• [Dataset]
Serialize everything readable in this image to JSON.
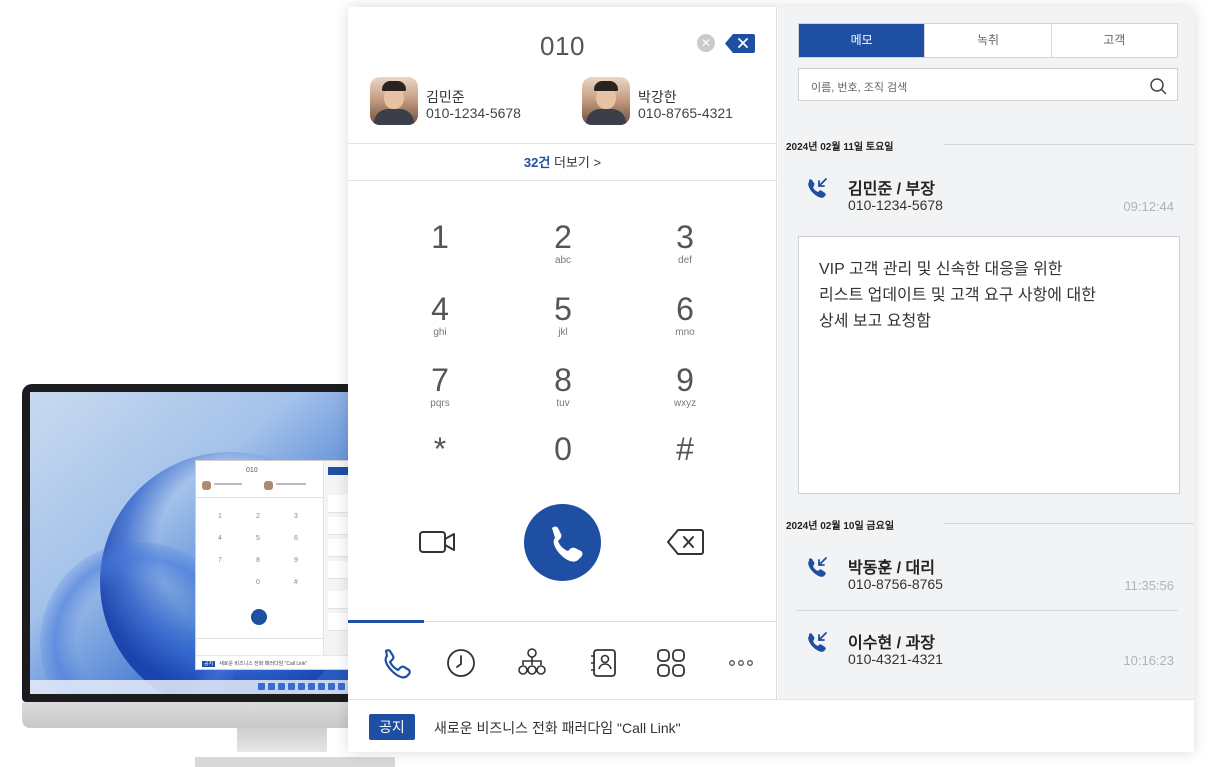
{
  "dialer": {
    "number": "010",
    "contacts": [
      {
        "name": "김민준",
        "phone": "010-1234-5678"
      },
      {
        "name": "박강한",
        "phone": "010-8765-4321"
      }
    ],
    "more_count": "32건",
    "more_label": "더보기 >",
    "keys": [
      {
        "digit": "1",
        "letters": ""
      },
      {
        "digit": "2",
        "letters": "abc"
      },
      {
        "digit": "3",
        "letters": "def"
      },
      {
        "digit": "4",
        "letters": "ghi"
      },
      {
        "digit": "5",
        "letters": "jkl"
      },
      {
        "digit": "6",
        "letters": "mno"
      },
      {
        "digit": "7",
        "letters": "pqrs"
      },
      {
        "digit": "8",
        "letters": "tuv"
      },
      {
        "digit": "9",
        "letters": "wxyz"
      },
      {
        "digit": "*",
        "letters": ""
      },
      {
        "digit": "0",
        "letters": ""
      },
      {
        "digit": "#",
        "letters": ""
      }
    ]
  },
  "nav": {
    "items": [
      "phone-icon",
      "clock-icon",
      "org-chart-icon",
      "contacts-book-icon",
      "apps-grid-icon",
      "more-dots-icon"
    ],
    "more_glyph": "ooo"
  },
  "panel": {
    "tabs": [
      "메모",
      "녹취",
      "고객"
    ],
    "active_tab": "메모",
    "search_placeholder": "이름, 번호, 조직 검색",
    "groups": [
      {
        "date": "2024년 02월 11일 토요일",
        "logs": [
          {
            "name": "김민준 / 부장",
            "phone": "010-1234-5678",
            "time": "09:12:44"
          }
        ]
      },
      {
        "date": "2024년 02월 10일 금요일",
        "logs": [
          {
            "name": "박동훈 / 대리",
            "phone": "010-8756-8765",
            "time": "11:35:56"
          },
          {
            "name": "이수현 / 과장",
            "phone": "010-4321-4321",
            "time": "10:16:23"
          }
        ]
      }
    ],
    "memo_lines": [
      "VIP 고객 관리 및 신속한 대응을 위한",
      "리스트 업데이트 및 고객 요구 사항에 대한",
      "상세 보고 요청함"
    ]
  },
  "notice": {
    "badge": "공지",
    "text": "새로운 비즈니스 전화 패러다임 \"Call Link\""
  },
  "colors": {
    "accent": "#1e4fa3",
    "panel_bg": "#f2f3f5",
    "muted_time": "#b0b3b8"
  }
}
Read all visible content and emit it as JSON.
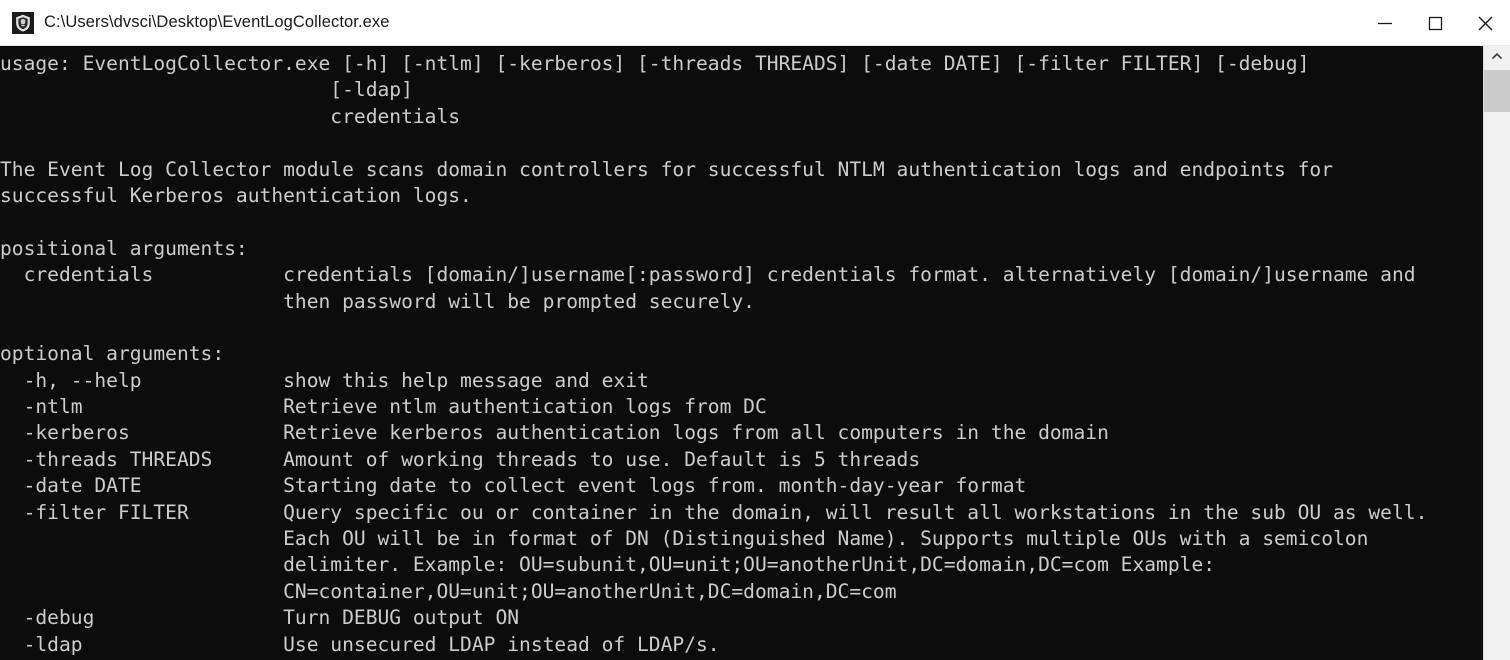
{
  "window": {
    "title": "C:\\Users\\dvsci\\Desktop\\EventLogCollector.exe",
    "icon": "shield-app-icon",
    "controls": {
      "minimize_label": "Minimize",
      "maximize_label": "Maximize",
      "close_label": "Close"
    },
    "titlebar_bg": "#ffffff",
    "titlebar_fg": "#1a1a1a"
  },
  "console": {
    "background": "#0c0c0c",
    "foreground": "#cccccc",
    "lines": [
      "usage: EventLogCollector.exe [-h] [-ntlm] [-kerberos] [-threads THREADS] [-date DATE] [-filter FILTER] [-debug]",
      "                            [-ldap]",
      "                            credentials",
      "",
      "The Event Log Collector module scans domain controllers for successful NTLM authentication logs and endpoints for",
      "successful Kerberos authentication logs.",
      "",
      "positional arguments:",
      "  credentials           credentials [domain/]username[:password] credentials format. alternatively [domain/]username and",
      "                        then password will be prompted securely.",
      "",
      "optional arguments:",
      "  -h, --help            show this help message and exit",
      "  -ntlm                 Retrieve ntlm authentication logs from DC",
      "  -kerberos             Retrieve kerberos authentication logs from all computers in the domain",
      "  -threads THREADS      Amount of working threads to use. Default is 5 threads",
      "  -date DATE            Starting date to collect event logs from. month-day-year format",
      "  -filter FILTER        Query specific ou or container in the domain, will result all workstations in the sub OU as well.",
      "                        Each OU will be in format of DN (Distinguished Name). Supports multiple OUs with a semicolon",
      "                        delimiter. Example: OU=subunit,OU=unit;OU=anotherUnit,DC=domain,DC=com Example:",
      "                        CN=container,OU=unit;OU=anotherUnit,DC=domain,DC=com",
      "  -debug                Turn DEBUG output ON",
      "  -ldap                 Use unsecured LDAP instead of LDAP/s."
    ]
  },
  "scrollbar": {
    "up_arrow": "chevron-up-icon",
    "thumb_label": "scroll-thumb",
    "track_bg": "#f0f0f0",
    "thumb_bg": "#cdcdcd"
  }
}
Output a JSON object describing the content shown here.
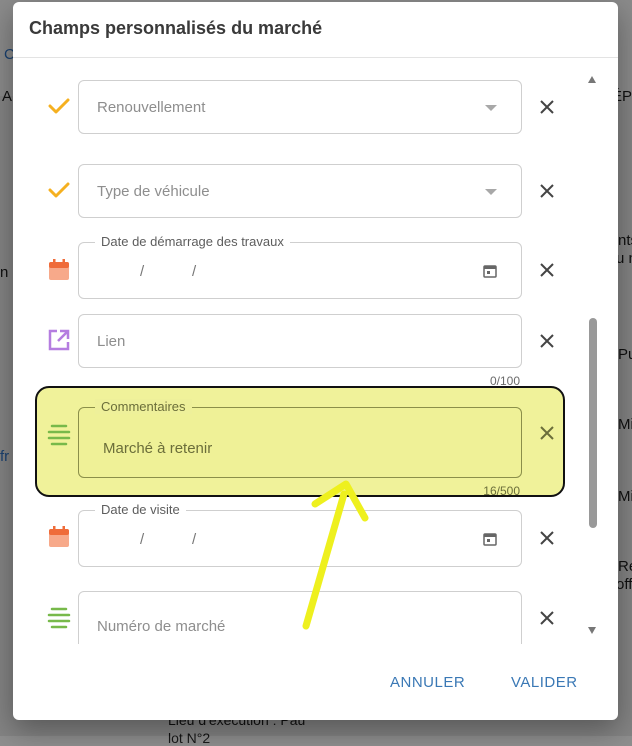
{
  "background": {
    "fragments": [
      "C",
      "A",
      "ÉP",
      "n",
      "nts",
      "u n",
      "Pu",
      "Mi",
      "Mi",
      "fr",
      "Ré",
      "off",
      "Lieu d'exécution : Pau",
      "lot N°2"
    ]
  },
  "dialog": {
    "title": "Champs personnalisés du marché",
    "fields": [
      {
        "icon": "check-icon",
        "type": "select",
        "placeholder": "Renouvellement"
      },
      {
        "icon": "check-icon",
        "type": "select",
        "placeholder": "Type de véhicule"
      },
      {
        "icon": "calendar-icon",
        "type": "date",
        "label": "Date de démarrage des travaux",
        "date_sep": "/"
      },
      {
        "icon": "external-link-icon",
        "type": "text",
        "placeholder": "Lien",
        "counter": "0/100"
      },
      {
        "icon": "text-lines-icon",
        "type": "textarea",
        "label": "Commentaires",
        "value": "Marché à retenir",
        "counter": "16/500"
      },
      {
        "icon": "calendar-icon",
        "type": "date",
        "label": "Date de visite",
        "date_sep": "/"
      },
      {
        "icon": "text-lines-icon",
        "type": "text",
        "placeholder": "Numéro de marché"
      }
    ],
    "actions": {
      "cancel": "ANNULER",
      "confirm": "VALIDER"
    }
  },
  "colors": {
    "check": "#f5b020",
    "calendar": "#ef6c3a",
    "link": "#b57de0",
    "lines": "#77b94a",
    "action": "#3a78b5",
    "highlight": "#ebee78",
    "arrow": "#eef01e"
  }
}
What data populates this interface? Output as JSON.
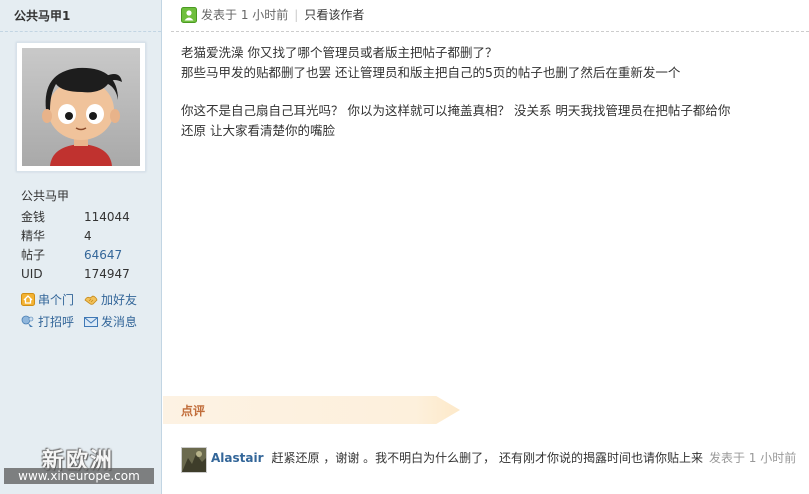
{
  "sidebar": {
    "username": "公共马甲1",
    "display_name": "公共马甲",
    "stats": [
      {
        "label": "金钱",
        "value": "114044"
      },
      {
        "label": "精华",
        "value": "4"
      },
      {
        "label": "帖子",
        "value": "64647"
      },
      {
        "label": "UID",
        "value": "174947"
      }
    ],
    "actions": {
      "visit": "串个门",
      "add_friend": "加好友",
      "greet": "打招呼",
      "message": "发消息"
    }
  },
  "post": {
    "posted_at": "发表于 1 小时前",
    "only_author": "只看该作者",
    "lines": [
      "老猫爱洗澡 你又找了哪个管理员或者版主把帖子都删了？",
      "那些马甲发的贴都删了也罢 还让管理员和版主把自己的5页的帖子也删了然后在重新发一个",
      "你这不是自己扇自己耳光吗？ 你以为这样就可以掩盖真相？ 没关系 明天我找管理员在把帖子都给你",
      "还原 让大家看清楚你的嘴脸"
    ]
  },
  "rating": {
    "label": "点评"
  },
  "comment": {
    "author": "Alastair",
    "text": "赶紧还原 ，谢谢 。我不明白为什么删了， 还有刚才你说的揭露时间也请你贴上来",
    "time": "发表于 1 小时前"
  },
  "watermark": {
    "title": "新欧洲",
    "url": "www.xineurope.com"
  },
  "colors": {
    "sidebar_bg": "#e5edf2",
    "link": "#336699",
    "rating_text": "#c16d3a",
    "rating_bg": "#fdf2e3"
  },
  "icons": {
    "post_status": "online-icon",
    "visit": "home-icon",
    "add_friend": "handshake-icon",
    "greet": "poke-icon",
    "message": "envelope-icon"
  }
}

• [Goal of the exercise]
Reproduce all of the material exactly, apart from the pictures.

• [Reply to the exercise]
Serialize everything readable in this image to JSON.
{
  "dialer": {
    "number": "010",
    "contacts": [
      {
        "name": "김민준",
        "phone": "010-1234-5678"
      },
      {
        "name": "박강한",
        "phone": "010-8765-4321"
      }
    ],
    "more_count": "32건",
    "more_label": "더보기 >",
    "keys": [
      {
        "digit": "1",
        "letters": ""
      },
      {
        "digit": "2",
        "letters": "abc"
      },
      {
        "digit": "3",
        "letters": "def"
      },
      {
        "digit": "4",
        "letters": "ghi"
      },
      {
        "digit": "5",
        "letters": "jkl"
      },
      {
        "digit": "6",
        "letters": "mno"
      },
      {
        "digit": "7",
        "letters": "pqrs"
      },
      {
        "digit": "8",
        "letters": "tuv"
      },
      {
        "digit": "9",
        "letters": "wxyz"
      },
      {
        "digit": "*",
        "letters": ""
      },
      {
        "digit": "0",
        "letters": ""
      },
      {
        "digit": "#",
        "letters": ""
      }
    ]
  },
  "nav": {
    "items": [
      "phone-icon",
      "clock-icon",
      "org-chart-icon",
      "contacts-book-icon",
      "apps-grid-icon",
      "more-dots-icon"
    ],
    "more_glyph": "ooo"
  },
  "panel": {
    "tabs": [
      "메모",
      "녹취",
      "고객"
    ],
    "active_tab": "메모",
    "search_placeholder": "이름, 번호, 조직 검색",
    "groups": [
      {
        "date": "2024년 02월 11일 토요일",
        "logs": [
          {
            "name": "김민준 / 부장",
            "phone": "010-1234-5678",
            "time": "09:12:44"
          }
        ]
      },
      {
        "date": "2024년 02월 10일 금요일",
        "logs": [
          {
            "name": "박동훈 / 대리",
            "phone": "010-8756-8765",
            "time": "11:35:56"
          },
          {
            "name": "이수현 / 과장",
            "phone": "010-4321-4321",
            "time": "10:16:23"
          }
        ]
      }
    ],
    "memo_lines": [
      "VIP 고객 관리 및 신속한 대응을 위한",
      "리스트 업데이트 및 고객 요구 사항에 대한",
      "상세 보고 요청함"
    ]
  },
  "notice": {
    "badge": "공지",
    "text": "새로운 비즈니스 전화 패러다임 \"Call Link\""
  },
  "colors": {
    "accent": "#1e4fa3",
    "panel_bg": "#f2f3f5",
    "muted_time": "#b0b3b8"
  }
}
Read all visible content and emit it as JSON.
{
  "window": {
    "title": "C:\\Users\\dvsci\\Desktop\\EventLogCollector.exe",
    "icon": "shield-app-icon",
    "controls": {
      "minimize_label": "Minimize",
      "maximize_label": "Maximize",
      "close_label": "Close"
    },
    "titlebar_bg": "#ffffff",
    "titlebar_fg": "#1a1a1a"
  },
  "console": {
    "background": "#0c0c0c",
    "foreground": "#cccccc",
    "lines": [
      "usage: EventLogCollector.exe [-h] [-ntlm] [-kerberos] [-threads THREADS] [-date DATE] [-filter FILTER] [-debug]",
      "                            [-ldap]",
      "                            credentials",
      "",
      "The Event Log Collector module scans domain controllers for successful NTLM authentication logs and endpoints for",
      "successful Kerberos authentication logs.",
      "",
      "positional arguments:",
      "  credentials           credentials [domain/]username[:password] credentials format. alternatively [domain/]username and",
      "                        then password will be prompted securely.",
      "",
      "optional arguments:",
      "  -h, --help            show this help message and exit",
      "  -ntlm                 Retrieve ntlm authentication logs from DC",
      "  -kerberos             Retrieve kerberos authentication logs from all computers in the domain",
      "  -threads THREADS      Amount of working threads to use. Default is 5 threads",
      "  -date DATE            Starting date to collect event logs from. month-day-year format",
      "  -filter FILTER        Query specific ou or container in the domain, will result all workstations in the sub OU as well.",
      "                        Each OU will be in format of DN (Distinguished Name). Supports multiple OUs with a semicolon",
      "                        delimiter. Example: OU=subunit,OU=unit;OU=anotherUnit,DC=domain,DC=com Example:",
      "                        CN=container,OU=unit;OU=anotherUnit,DC=domain,DC=com",
      "  -debug                Turn DEBUG output ON",
      "  -ldap                 Use unsecured LDAP instead of LDAP/s."
    ]
  },
  "scrollbar": {
    "up_arrow": "chevron-up-icon",
    "thumb_label": "scroll-thumb",
    "track_bg": "#f0f0f0",
    "thumb_bg": "#cdcdcd"
  }
}
Output a JSON object describing the content shown here.
{
  "background": {
    "fragments": [
      "C",
      "A",
      "ÉP",
      "n",
      "nts",
      "u n",
      "Pu",
      "Mi",
      "Mi",
      "fr",
      "Ré",
      "off",
      "Lieu d'exécution : Pau",
      "lot N°2"
    ]
  },
  "dialog": {
    "title": "Champs personnalisés du marché",
    "fields": [
      {
        "icon": "check-icon",
        "type": "select",
        "placeholder": "Renouvellement"
      },
      {
        "icon": "check-icon",
        "type": "select",
        "placeholder": "Type de véhicule"
      },
      {
        "icon": "calendar-icon",
        "type": "date",
        "label": "Date de démarrage des travaux",
        "date_sep": "/"
      },
      {
        "icon": "external-link-icon",
        "type": "text",
        "placeholder": "Lien",
        "counter": "0/100"
      },
      {
        "icon": "text-lines-icon",
        "type": "textarea",
        "label": "Commentaires",
        "value": "Marché à retenir",
        "counter": "16/500"
      },
      {
        "icon": "calendar-icon",
        "type": "date",
        "label": "Date de visite",
        "date_sep": "/"
      },
      {
        "icon": "text-lines-icon",
        "type": "text",
        "placeholder": "Numéro de marché"
      }
    ],
    "actions": {
      "cancel": "ANNULER",
      "confirm": "VALIDER"
    }
  },
  "colors": {
    "check": "#f5b020",
    "calendar": "#ef6c3a",
    "link": "#b57de0",
    "lines": "#77b94a",
    "action": "#3a78b5",
    "highlight": "#ebee78",
    "arrow": "#eef01e"
  }
}
What data populates this interface? Output as JSON.
{
  "sidebar": {
    "username": "公共马甲1",
    "display_name": "公共马甲",
    "stats": [
      {
        "label": "金钱",
        "value": "114044"
      },
      {
        "label": "精华",
        "value": "4"
      },
      {
        "label": "帖子",
        "value": "64647"
      },
      {
        "label": "UID",
        "value": "174947"
      }
    ],
    "actions": {
      "visit": "串个门",
      "add_friend": "加好友",
      "greet": "打招呼",
      "message": "发消息"
    }
  },
  "post": {
    "posted_at": "发表于 1 小时前",
    "only_author": "只看该作者",
    "lines": [
      "老猫爱洗澡 你又找了哪个管理员或者版主把帖子都删了？",
      "那些马甲发的贴都删了也罢 还让管理员和版主把自己的5页的帖子也删了然后在重新发一个",
      "你这不是自己扇自己耳光吗？ 你以为这样就可以掩盖真相？ 没关系 明天我找管理员在把帖子都给你",
      "还原 让大家看清楚你的嘴脸"
    ]
  },
  "rating": {
    "label": "点评"
  },
  "comment": {
    "author": "Alastair",
    "text": "赶紧还原 ，谢谢 。我不明白为什么删了， 还有刚才你说的揭露时间也请你贴上来",
    "time": "发表于 1 小时前"
  },
  "watermark": {
    "title": "新欧洲",
    "url": "www.xineurope.com"
  },
  "colors": {
    "sidebar_bg": "#e5edf2",
    "link": "#336699",
    "rating_text": "#c16d3a",
    "rating_bg": "#fdf2e3"
  },
  "icons": {
    "post_status": "online-icon",
    "visit": "home-icon",
    "add_friend": "handshake-icon",
    "greet": "poke-icon",
    "message": "envelope-icon"
  }
}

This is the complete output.